** BEGIN **

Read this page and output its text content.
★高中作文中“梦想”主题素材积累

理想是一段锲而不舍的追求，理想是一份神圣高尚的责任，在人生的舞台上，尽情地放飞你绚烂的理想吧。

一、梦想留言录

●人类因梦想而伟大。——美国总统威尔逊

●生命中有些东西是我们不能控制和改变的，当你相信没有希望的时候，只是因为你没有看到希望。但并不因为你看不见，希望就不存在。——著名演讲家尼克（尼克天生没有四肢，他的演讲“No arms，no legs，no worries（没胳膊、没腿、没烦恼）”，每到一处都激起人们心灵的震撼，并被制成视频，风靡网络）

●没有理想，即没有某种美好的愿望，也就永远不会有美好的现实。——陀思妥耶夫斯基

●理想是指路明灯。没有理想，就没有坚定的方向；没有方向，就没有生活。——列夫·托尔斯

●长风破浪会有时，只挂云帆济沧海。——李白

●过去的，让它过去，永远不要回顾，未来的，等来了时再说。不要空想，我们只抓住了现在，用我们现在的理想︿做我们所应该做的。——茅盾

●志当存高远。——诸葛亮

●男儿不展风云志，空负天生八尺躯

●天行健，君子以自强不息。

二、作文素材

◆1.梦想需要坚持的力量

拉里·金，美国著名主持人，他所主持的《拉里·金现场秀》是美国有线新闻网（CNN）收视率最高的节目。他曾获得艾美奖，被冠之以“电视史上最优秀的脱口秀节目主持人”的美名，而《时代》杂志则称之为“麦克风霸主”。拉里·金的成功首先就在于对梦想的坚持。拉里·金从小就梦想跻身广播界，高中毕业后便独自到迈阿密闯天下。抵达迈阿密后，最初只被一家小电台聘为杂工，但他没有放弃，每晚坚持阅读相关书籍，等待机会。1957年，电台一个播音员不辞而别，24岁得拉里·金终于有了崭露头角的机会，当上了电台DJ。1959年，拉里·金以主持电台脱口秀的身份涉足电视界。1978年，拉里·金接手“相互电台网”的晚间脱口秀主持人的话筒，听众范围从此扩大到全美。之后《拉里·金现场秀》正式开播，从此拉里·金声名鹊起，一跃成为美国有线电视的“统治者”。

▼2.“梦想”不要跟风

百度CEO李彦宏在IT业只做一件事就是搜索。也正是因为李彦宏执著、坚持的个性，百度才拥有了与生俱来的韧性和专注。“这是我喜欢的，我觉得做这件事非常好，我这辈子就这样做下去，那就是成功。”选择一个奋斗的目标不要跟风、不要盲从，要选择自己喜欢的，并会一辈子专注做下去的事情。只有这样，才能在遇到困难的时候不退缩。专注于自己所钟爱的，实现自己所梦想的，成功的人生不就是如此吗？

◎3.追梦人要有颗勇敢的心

** END **
** BEGIN **

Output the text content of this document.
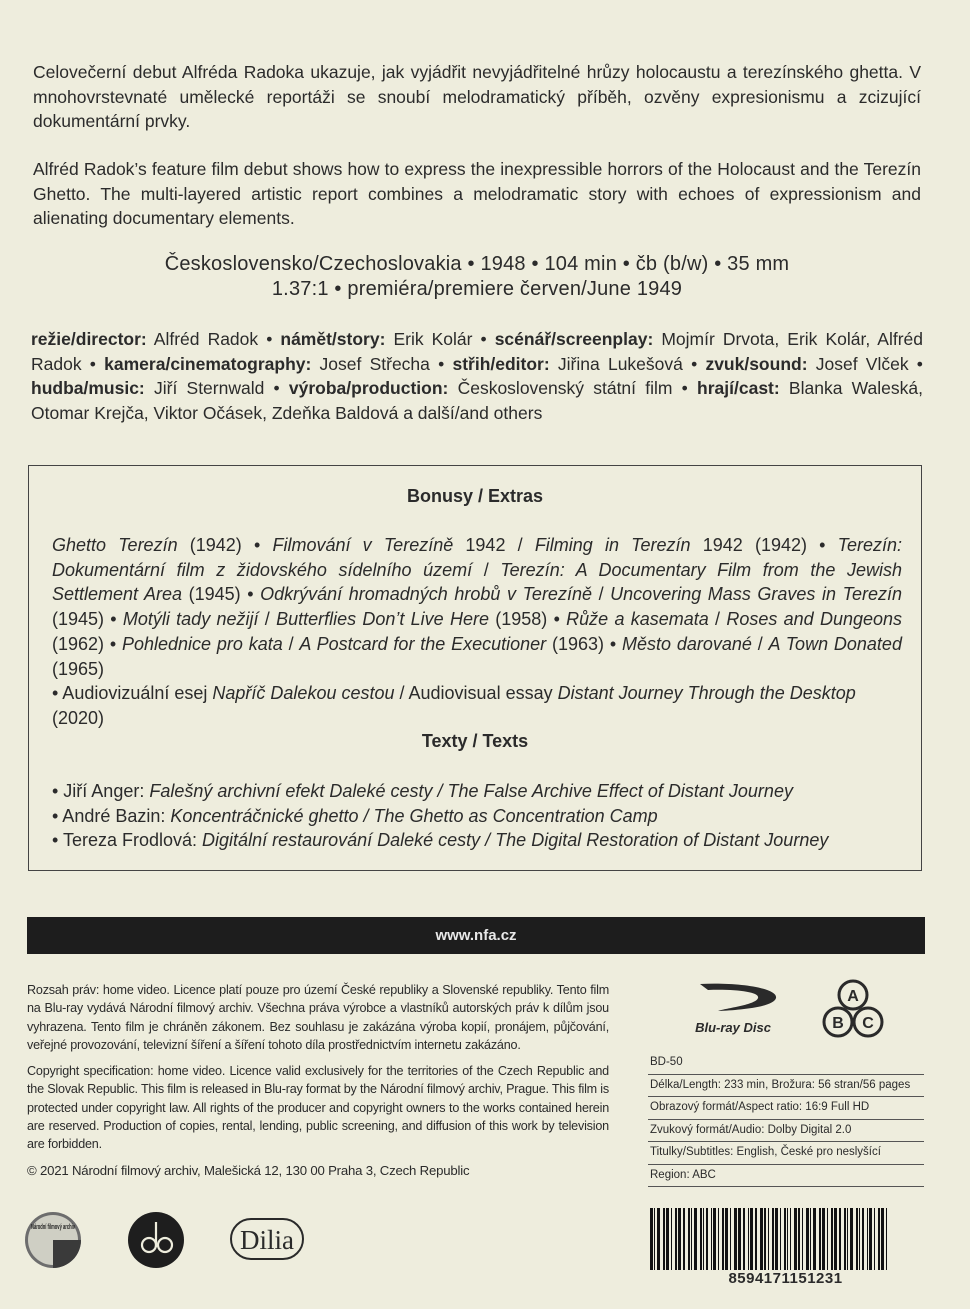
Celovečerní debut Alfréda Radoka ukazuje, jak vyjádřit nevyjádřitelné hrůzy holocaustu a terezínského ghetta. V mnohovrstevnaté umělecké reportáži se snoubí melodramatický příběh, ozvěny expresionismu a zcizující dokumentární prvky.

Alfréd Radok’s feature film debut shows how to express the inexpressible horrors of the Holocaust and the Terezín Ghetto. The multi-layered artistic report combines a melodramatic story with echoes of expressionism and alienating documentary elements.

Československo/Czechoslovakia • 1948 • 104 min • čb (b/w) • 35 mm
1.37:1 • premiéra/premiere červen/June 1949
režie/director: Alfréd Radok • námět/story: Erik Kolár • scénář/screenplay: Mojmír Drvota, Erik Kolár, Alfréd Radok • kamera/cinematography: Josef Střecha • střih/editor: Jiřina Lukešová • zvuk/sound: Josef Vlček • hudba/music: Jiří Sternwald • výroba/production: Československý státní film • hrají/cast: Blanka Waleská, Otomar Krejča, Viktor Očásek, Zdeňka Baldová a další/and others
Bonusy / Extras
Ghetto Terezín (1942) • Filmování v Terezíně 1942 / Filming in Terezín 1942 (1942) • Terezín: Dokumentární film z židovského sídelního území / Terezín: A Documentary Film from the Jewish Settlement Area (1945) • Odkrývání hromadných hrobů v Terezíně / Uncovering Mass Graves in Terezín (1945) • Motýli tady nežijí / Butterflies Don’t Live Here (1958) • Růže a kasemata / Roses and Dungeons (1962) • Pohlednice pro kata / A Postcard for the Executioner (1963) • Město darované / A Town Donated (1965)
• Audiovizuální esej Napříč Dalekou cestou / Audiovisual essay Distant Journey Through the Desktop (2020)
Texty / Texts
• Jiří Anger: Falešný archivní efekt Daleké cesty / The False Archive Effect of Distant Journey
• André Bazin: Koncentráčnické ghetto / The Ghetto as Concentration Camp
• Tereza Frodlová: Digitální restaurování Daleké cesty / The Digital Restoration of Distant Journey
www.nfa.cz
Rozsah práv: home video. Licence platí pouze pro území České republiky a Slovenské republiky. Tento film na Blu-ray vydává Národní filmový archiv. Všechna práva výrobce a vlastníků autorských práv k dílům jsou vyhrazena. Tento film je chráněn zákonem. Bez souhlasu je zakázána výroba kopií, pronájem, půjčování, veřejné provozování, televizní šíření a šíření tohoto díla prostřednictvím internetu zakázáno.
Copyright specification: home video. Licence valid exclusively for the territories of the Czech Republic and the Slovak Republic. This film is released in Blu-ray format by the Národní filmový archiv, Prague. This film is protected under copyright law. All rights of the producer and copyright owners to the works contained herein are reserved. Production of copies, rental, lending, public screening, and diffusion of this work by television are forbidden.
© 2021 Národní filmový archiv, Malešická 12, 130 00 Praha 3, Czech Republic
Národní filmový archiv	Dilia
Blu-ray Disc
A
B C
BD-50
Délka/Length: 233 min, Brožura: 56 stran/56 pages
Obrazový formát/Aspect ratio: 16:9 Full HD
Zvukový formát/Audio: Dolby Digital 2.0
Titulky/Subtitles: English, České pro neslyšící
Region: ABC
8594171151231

** END **

__Task to carry out__: Show every line above in which the word "formát" occurs.

__Exercise solution__:
Obrazový formát/Aspect ratio: 16:9 Full HD
Zvukový formát/Audio: Dolby Digital 2.0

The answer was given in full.